## RECORDS SHOWN
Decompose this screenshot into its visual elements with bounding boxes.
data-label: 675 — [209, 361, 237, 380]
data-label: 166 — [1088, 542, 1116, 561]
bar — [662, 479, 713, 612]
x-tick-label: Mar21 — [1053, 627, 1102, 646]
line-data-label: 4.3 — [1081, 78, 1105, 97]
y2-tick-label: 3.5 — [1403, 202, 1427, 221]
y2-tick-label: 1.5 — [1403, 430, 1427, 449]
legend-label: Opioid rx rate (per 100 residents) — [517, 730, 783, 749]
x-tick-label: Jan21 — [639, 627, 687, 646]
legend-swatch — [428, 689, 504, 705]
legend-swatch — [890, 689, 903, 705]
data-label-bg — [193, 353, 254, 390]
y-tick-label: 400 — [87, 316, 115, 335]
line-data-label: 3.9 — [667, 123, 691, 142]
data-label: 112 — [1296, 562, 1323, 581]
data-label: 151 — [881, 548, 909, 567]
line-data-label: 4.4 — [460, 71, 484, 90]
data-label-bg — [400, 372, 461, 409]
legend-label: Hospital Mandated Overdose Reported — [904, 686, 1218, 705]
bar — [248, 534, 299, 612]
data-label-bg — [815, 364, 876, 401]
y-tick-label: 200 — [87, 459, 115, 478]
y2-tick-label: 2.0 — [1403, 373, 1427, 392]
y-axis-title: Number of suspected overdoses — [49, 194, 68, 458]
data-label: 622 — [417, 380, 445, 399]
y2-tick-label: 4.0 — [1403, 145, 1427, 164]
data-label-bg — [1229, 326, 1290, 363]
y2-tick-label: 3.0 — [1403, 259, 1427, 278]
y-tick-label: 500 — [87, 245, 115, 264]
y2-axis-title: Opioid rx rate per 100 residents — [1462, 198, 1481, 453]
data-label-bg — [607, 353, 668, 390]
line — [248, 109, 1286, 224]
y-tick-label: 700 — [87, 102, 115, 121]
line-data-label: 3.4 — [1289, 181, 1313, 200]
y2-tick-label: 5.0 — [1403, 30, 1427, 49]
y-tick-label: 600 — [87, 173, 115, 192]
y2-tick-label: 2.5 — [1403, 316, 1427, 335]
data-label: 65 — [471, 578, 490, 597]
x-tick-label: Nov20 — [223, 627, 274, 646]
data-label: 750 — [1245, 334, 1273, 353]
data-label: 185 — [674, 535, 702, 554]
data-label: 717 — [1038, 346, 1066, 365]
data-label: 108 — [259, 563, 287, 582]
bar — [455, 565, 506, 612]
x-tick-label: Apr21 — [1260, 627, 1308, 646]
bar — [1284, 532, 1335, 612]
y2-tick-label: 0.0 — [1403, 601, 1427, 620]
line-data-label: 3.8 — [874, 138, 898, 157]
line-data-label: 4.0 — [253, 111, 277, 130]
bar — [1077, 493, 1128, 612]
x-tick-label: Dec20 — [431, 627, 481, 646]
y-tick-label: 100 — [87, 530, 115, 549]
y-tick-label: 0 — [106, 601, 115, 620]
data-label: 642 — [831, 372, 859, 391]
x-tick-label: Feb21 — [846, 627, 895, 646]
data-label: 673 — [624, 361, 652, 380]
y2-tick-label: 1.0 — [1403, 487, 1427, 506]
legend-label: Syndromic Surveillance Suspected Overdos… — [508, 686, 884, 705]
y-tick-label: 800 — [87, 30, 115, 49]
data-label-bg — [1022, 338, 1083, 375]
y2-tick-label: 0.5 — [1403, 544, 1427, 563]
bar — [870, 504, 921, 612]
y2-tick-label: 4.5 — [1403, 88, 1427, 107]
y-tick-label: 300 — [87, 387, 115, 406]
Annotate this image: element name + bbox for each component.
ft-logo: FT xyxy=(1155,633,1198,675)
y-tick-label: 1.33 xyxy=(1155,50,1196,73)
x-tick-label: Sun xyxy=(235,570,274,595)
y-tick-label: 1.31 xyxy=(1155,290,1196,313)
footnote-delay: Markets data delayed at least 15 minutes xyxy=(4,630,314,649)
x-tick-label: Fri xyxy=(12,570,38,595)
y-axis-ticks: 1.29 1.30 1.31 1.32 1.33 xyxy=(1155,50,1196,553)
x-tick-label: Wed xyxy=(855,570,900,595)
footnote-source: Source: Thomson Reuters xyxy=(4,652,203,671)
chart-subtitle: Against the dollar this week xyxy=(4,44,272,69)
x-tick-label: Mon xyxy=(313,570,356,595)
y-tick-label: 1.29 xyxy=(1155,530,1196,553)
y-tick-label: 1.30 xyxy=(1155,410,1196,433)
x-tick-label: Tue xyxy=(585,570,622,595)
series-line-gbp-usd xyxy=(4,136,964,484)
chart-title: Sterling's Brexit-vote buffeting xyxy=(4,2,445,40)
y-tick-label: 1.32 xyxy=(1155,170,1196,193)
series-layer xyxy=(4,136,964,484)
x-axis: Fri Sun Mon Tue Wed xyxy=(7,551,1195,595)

## WRITTEN REQUEST
Rewrite the data starting at the first line and ending at the line that contains "y2-tick-label: 1.5 — [1403, 430, 1427, 449]", changing "screenshot" to "image" and leaving everything else as it is.

## ANSWER TO THE EXERCISE
Decompose this image into its visual elements with bounding boxes.
data-label: 675 — [209, 361, 237, 380]
data-label: 166 — [1088, 542, 1116, 561]
bar — [662, 479, 713, 612]
x-tick-label: Mar21 — [1053, 627, 1102, 646]
line-data-label: 4.3 — [1081, 78, 1105, 97]
y2-tick-label: 3.5 — [1403, 202, 1427, 221]
y2-tick-label: 1.5 — [1403, 430, 1427, 449]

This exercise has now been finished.